__Records shown__.
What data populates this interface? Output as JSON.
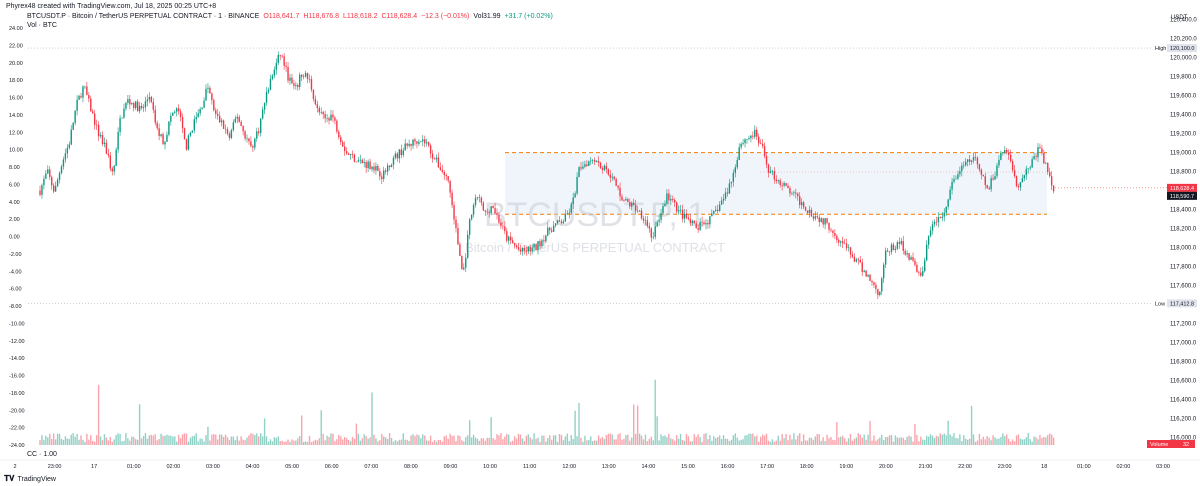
{
  "header": {
    "created_by": "Phyrex48 created with TradingView.com, Jul 18, 2025 00:25 UTC+8"
  },
  "legend": {
    "symbol": "BTCUSDT.P · Bitcoin / TetherUS PERPETUAL CONTRACT · 1 · BINANCE",
    "open": "O118,641.7",
    "high": "H118,676.8",
    "low": "L118,618.2",
    "close": "C118,628.4",
    "change": "−12.3 (−0.01%)",
    "vol": "Vol31.99",
    "vol_change": "+31.7 (+0.02%)"
  },
  "vol_legend": "Vol · BTC",
  "cc_legend": "CC · 1.00",
  "watermark": {
    "line1": "BTCUSDT.P, 1",
    "line2": "Bitcoin / TetherUS PERPETUAL CONTRACT"
  },
  "footer": {
    "logo": "TradingView"
  },
  "colors": {
    "up": "#089981",
    "down": "#f23645",
    "level": "#f57c00",
    "zone": "#e3ecf9"
  },
  "chart_data": {
    "type": "candlestick",
    "symbol": "BTCUSDT.P",
    "interval": "1",
    "exchange": "BINANCE",
    "price_axis": {
      "title": "USDT",
      "ticks": [
        "120,400.0",
        "120,200.0",
        "120,000.0",
        "119,800.0",
        "119,600.0",
        "119,400.0",
        "119,200.0",
        "119,000.0",
        "118,800.0",
        "118,600.0",
        "118,400.0",
        "118,200.0",
        "118,000.0",
        "117,800.0",
        "117,600.0",
        "117,400.0",
        "117,200.0",
        "117,000.0",
        "116,800.0",
        "116,600.0",
        "116,400.0",
        "116,200.0",
        "116,000.0"
      ],
      "ylim": [
        115,
        900,
        120,
        480
      ]
    },
    "left_axis": {
      "ticks": [
        "24.00",
        "22.00",
        "20.00",
        "18.00",
        "16.00",
        "14.00",
        "12.00",
        "10.00",
        "8.00",
        "6.00",
        "4.00",
        "2.00",
        "0.00",
        "-2.00",
        "-4.00",
        "-6.00",
        "-8.00",
        "-10.00",
        "-12.00",
        "-14.00",
        "-16.00",
        "-18.00",
        "-20.00",
        "-22.00",
        "-24.00"
      ]
    },
    "time_axis": [
      "2",
      "23:00",
      "17",
      "01:00",
      "02:00",
      "03:00",
      "04:00",
      "05:00",
      "06:00",
      "07:00",
      "08:00",
      "09:00",
      "10:00",
      "11:00",
      "12:00",
      "13:00",
      "14:00",
      "15:00",
      "16:00",
      "17:00",
      "18:00",
      "19:00",
      "20:00",
      "21:00",
      "22:00",
      "23:00",
      "18",
      "01:00",
      "02:00",
      "03:00"
    ],
    "high": {
      "label": "High",
      "value": "120,100.0"
    },
    "low": {
      "label": "Low",
      "value": "117,412.8"
    },
    "last_price": "118,628.4",
    "last_price2": "118,590.7",
    "volume_badge": {
      "label": "Volume",
      "value": "32"
    },
    "levels": [
      119000,
      118350
    ],
    "price_path": [
      [
        0,
        118600
      ],
      [
        0.5,
        118800
      ],
      [
        1,
        118580
      ],
      [
        1.5,
        118900
      ],
      [
        2,
        119100
      ],
      [
        2.5,
        119500
      ],
      [
        3,
        119700
      ],
      [
        3.5,
        119450
      ],
      [
        4,
        119200
      ],
      [
        4.6,
        119000
      ],
      [
        5,
        118750
      ],
      [
        5.5,
        119350
      ],
      [
        6,
        119550
      ],
      [
        7,
        119450
      ],
      [
        7.5,
        119600
      ],
      [
        8,
        119250
      ],
      [
        8.5,
        119100
      ],
      [
        9,
        119400
      ],
      [
        9.5,
        119450
      ],
      [
        10,
        119050
      ],
      [
        10.5,
        119300
      ],
      [
        11,
        119450
      ],
      [
        11.5,
        119700
      ],
      [
        12,
        119400
      ],
      [
        12.5,
        119300
      ],
      [
        13,
        119150
      ],
      [
        13.5,
        119400
      ],
      [
        14,
        119200
      ],
      [
        14.5,
        119050
      ],
      [
        15,
        119250
      ],
      [
        15.5,
        119600
      ],
      [
        16,
        119850
      ],
      [
        16.5,
        120050
      ],
      [
        17,
        119800
      ],
      [
        17.5,
        119650
      ],
      [
        18,
        119850
      ],
      [
        18.5,
        119750
      ],
      [
        19,
        119450
      ],
      [
        19.5,
        119350
      ],
      [
        20,
        119400
      ],
      [
        20.5,
        119200
      ],
      [
        21,
        119000
      ],
      [
        21.5,
        118950
      ],
      [
        22,
        118900
      ],
      [
        23,
        118850
      ],
      [
        23.5,
        118750
      ],
      [
        24,
        118900
      ],
      [
        25,
        119050
      ],
      [
        26,
        119150
      ],
      [
        26.5,
        119100
      ],
      [
        27,
        118950
      ],
      [
        28,
        118700
      ],
      [
        28.5,
        118200
      ],
      [
        29,
        117700
      ],
      [
        29.5,
        118300
      ],
      [
        30,
        118550
      ],
      [
        30.5,
        118350
      ],
      [
        31,
        118450
      ],
      [
        32,
        118100
      ],
      [
        33,
        117950
      ],
      [
        34,
        118000
      ],
      [
        35,
        118200
      ],
      [
        36,
        118300
      ],
      [
        36.5,
        118450
      ],
      [
        37,
        118850
      ],
      [
        38,
        118950
      ],
      [
        38.5,
        118850
      ],
      [
        39,
        118800
      ],
      [
        40,
        118500
      ],
      [
        41,
        118400
      ],
      [
        41.5,
        118300
      ],
      [
        42,
        118100
      ],
      [
        43,
        118550
      ],
      [
        43.5,
        118450
      ],
      [
        44,
        118350
      ],
      [
        45,
        118200
      ],
      [
        46,
        118300
      ],
      [
        47,
        118550
      ],
      [
        47.5,
        118750
      ],
      [
        48,
        119100
      ],
      [
        49,
        119200
      ],
      [
        49.5,
        119050
      ],
      [
        50,
        118800
      ],
      [
        51,
        118650
      ],
      [
        52,
        118500
      ],
      [
        53,
        118350
      ],
      [
        54,
        118250
      ],
      [
        55,
        118050
      ],
      [
        56,
        117850
      ],
      [
        57,
        117650
      ],
      [
        57.5,
        117500
      ],
      [
        58,
        117950
      ],
      [
        59,
        118050
      ],
      [
        60,
        117800
      ],
      [
        60.5,
        117700
      ],
      [
        61,
        118200
      ],
      [
        62,
        118350
      ],
      [
        62.5,
        118650
      ],
      [
        63,
        118800
      ],
      [
        64,
        118950
      ],
      [
        65,
        118600
      ],
      [
        65.5,
        118800
      ],
      [
        66,
        119050
      ],
      [
        66.5,
        118950
      ],
      [
        67,
        118650
      ],
      [
        68,
        118900
      ],
      [
        68.5,
        119050
      ],
      [
        69,
        118850
      ],
      [
        69.5,
        118600
      ]
    ]
  }
}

__Exercise prompt__.
Reply with only the number of lines in the material above where the string "BINANCE" appears.

__Written solution__.
2